What the task asks:
Write out each line of the listing as it stands, without the images.

Dataset records on visual material
***

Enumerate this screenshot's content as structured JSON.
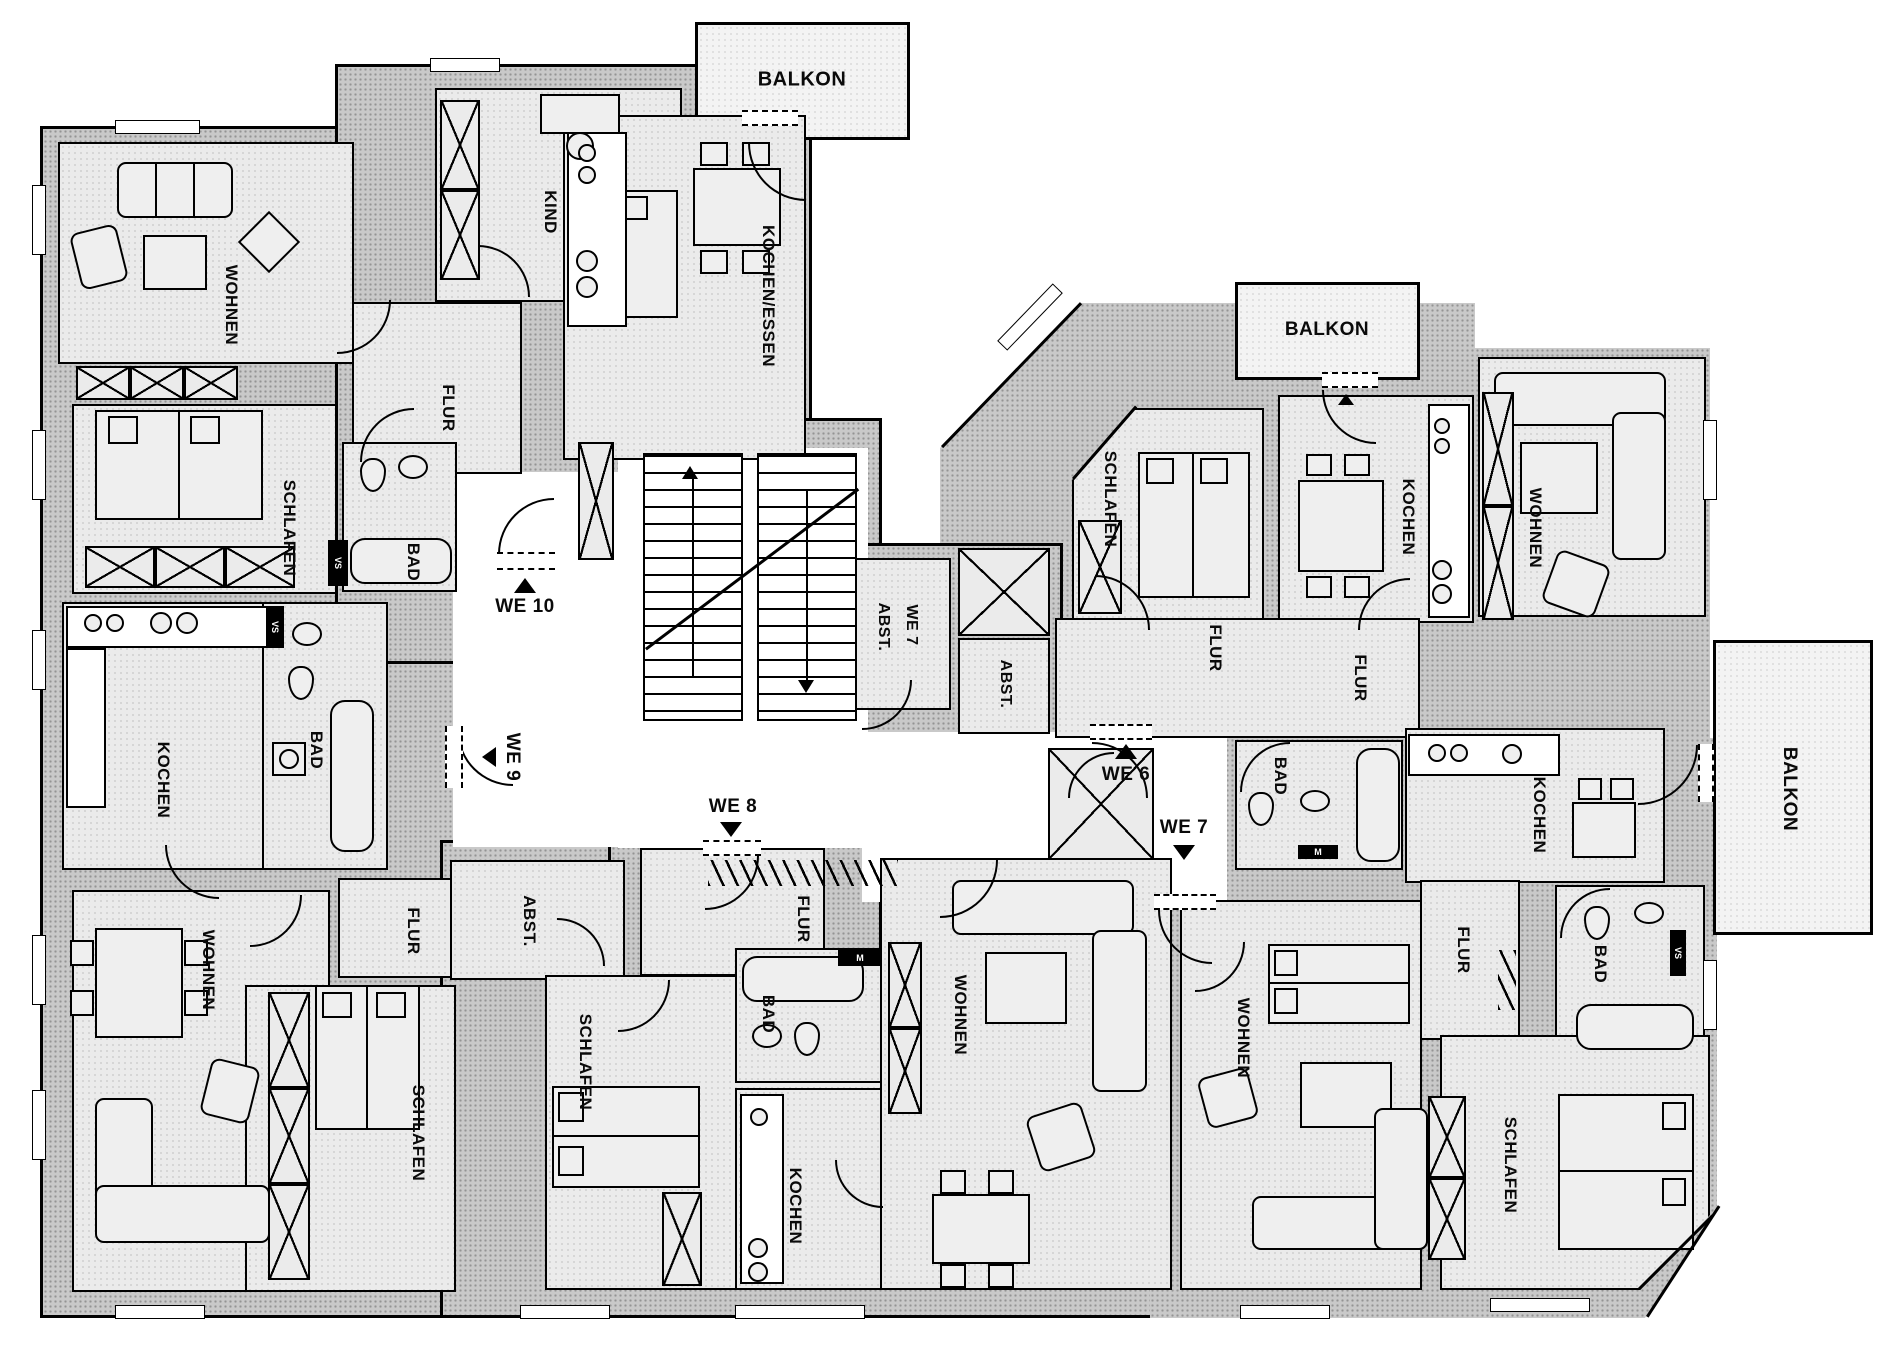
{
  "plan": {
    "type": "floor-plan",
    "language": "de",
    "apartments": {
      "we10": {
        "label": "WE 10",
        "rooms": {
          "wohnen": "WOHNEN",
          "kind": "KIND",
          "flur": "FLUR",
          "schlafen": "SCHLAFEN",
          "bad": "BAD",
          "kochen_essen": "KOCHEN/ESSEN",
          "balkon": "BALKON"
        }
      },
      "we9": {
        "label": "WE 9",
        "rooms": {
          "kochen": "KOCHEN",
          "bad": "BAD",
          "wohnen": "WOHNEN",
          "flur": "FLUR",
          "schlafen": "SCHLAFEN"
        }
      },
      "we8": {
        "label": "WE 8",
        "rooms": {
          "abst": "ABST.",
          "flur": "FLUR",
          "schlafen": "SCHLAFEN",
          "bad": "BAD",
          "kochen": "KOCHEN",
          "wohnen": "WOHNEN"
        }
      },
      "we6": {
        "label": "WE 6",
        "rooms": {
          "schlafen": "SCHLAFEN",
          "kochen": "KOCHEN",
          "wohnen": "WOHNEN",
          "flur": "FLUR",
          "flur2": "FLUR",
          "bad": "BAD",
          "abst": "ABST.",
          "balkon": "BALKON"
        }
      },
      "we7": {
        "label": "WE 7",
        "rooms": {
          "abst_line1": "ABST.",
          "abst_line2": "WE 7",
          "wohnen": "WOHNEN",
          "kochen": "KOCHEN",
          "flur": "FLUR",
          "bad": "BAD",
          "schlafen": "SCHLAFEN",
          "balkon": "BALKON"
        }
      }
    },
    "markers": {
      "vs": "VS",
      "m": "M"
    }
  }
}
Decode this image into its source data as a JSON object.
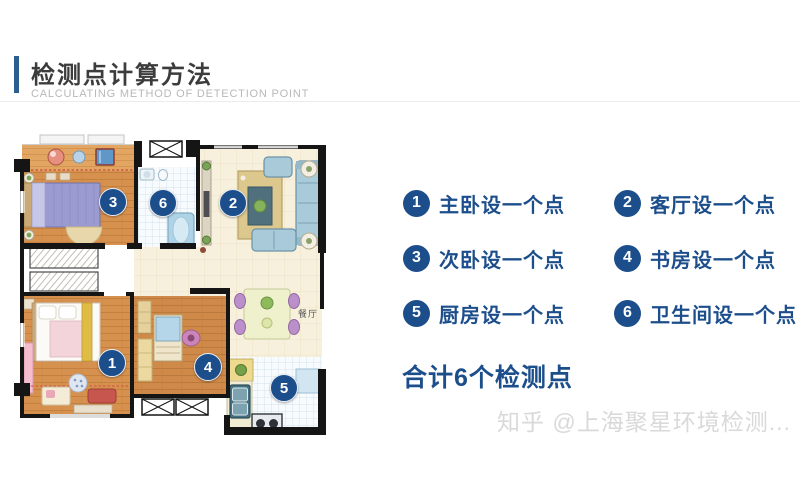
{
  "header": {
    "title": "检测点计算方法",
    "subtitle": "CALCULATING METHOD OF DETECTION POINT"
  },
  "colors": {
    "accent_navy": "#1c4e8c",
    "accent_bar_blue": "#2c5f90",
    "title_dark": "#3c3c3c",
    "subtitle_gray": "#b8b8b8",
    "watermark_gray": "#d9d9d9"
  },
  "floorplan": {
    "room_label_dining": "餐厅",
    "markers": [
      {
        "number": "1",
        "room": "主卧",
        "x": 100,
        "y": 232
      },
      {
        "number": "2",
        "room": "客厅",
        "x": 221,
        "y": 72
      },
      {
        "number": "3",
        "room": "次卧",
        "x": 101,
        "y": 71
      },
      {
        "number": "4",
        "room": "书房",
        "x": 196,
        "y": 236
      },
      {
        "number": "5",
        "room": "厨房",
        "x": 272,
        "y": 257
      },
      {
        "number": "6",
        "room": "卫生间",
        "x": 151,
        "y": 72
      }
    ]
  },
  "legend": {
    "items": [
      {
        "number": "1",
        "label": "主卧设一个点"
      },
      {
        "number": "2",
        "label": "客厅设一个点"
      },
      {
        "number": "3",
        "label": "次卧设一个点"
      },
      {
        "number": "4",
        "label": "书房设一个点"
      },
      {
        "number": "5",
        "label": "厨房设一个点"
      },
      {
        "number": "6",
        "label": "卫生间设一个点"
      }
    ],
    "total": "合计6个检测点"
  },
  "watermark": "知乎 @上海聚星环境检测..."
}
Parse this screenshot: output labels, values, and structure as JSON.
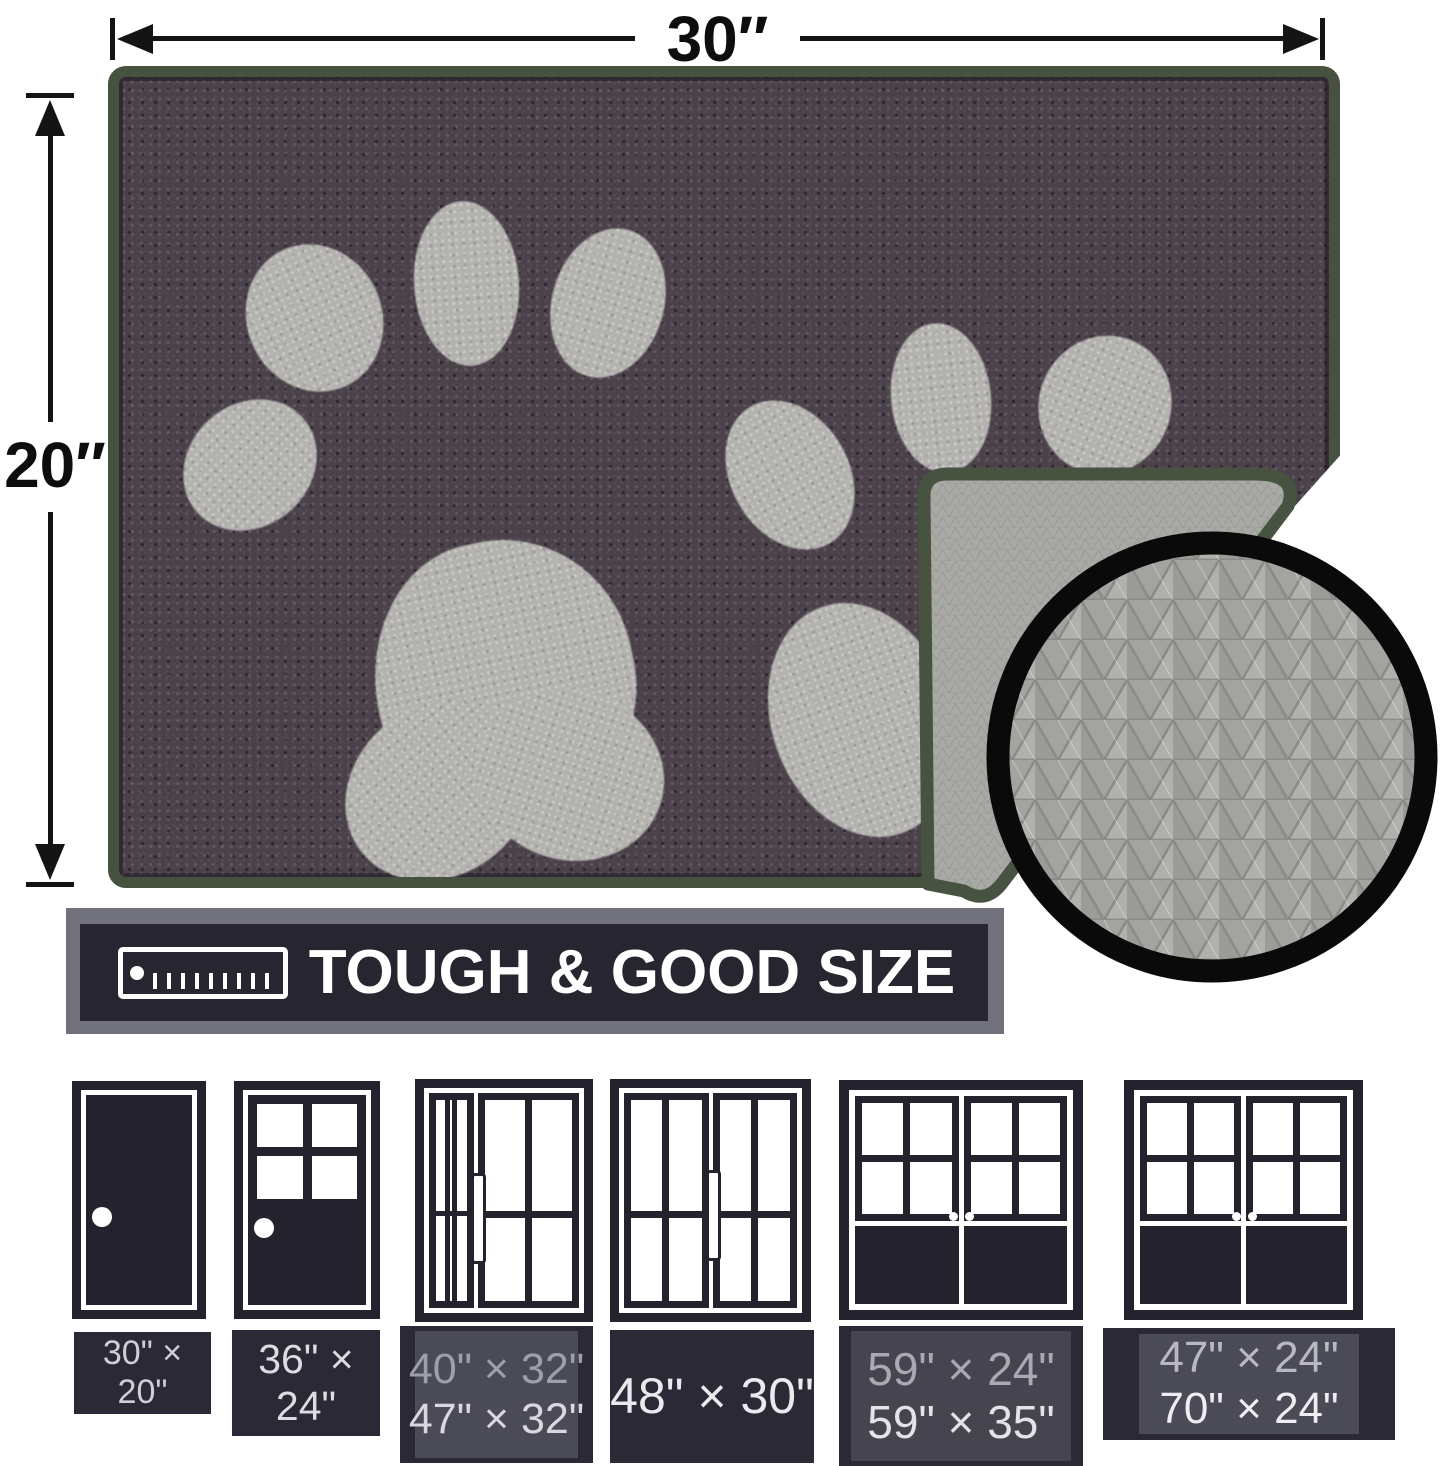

***

Result of this exercise:
Enumerate this screenshot's content as structured JSON.
{
  "plan": {
    "type": "floor-plan",
    "language": "de",
    "apartments": {
      "we10": {
        "label": "WE 10",
        "rooms": {
          "wohnen": "WOHNEN",
          "kind": "KIND",
          "flur": "FLUR",
          "schlafen": "SCHLAFEN",
          "bad": "BAD",
          "kochen_essen": "KOCHEN/ESSEN",
          "balkon": "BALKON"
        }
      },
      "we9": {
        "label": "WE 9",
        "rooms": {
          "kochen": "KOCHEN",
          "bad": "BAD",
          "wohnen": "WOHNEN",
          "flur": "FLUR",
          "schlafen": "SCHLAFEN"
        }
      },
      "we8": {
        "label": "WE 8",
        "rooms": {
          "abst": "ABST.",
          "flur": "FLUR",
          "schlafen": "SCHLAFEN",
          "bad": "BAD",
          "kochen": "KOCHEN",
          "wohnen": "WOHNEN"
        }
      },
      "we6": {
        "label": "WE 6",
        "rooms": {
          "schlafen": "SCHLAFEN",
          "kochen": "KOCHEN",
          "wohnen": "WOHNEN",
          "flur": "FLUR",
          "flur2": "FLUR",
          "bad": "BAD",
          "abst": "ABST.",
          "balkon": "BALKON"
        }
      },
      "we7": {
        "label": "WE 7",
        "rooms": {
          "abst_line1": "ABST.",
          "abst_line2": "WE 7",
          "wohnen": "WOHNEN",
          "kochen": "KOCHEN",
          "flur": "FLUR",
          "bad": "BAD",
          "schlafen": "SCHLAFEN",
          "balkon": "BALKON"
        }
      }
    },
    "markers": {
      "vs": "VS",
      "m": "M"
    }
  }
}
Decode this image into its source data as a JSON object.
{
  "header": {
    "title": "检测点计算方法",
    "subtitle": "CALCULATING METHOD OF DETECTION POINT"
  },
  "colors": {
    "accent_navy": "#1c4e8c",
    "accent_bar_blue": "#2c5f90",
    "title_dark": "#3c3c3c",
    "subtitle_gray": "#b8b8b8",
    "watermark_gray": "#d9d9d9"
  },
  "floorplan": {
    "room_label_dining": "餐厅",
    "markers": [
      {
        "number": "1",
        "room": "主卧",
        "x": 100,
        "y": 232
      },
      {
        "number": "2",
        "room": "客厅",
        "x": 221,
        "y": 72
      },
      {
        "number": "3",
        "room": "次卧",
        "x": 101,
        "y": 71
      },
      {
        "number": "4",
        "room": "书房",
        "x": 196,
        "y": 236
      },
      {
        "number": "5",
        "room": "厨房",
        "x": 272,
        "y": 257
      },
      {
        "number": "6",
        "room": "卫生间",
        "x": 151,
        "y": 72
      }
    ]
  },
  "legend": {
    "items": [
      {
        "number": "1",
        "label": "主卧设一个点"
      },
      {
        "number": "2",
        "label": "客厅设一个点"
      },
      {
        "number": "3",
        "label": "次卧设一个点"
      },
      {
        "number": "4",
        "label": "书房设一个点"
      },
      {
        "number": "5",
        "label": "厨房设一个点"
      },
      {
        "number": "6",
        "label": "卫生间设一个点"
      }
    ],
    "total": "合计6个检测点"
  },
  "watermark": "知乎 @上海聚星环境检测..."
}
Parse this screenshot: output labels, values, and structure as JSON.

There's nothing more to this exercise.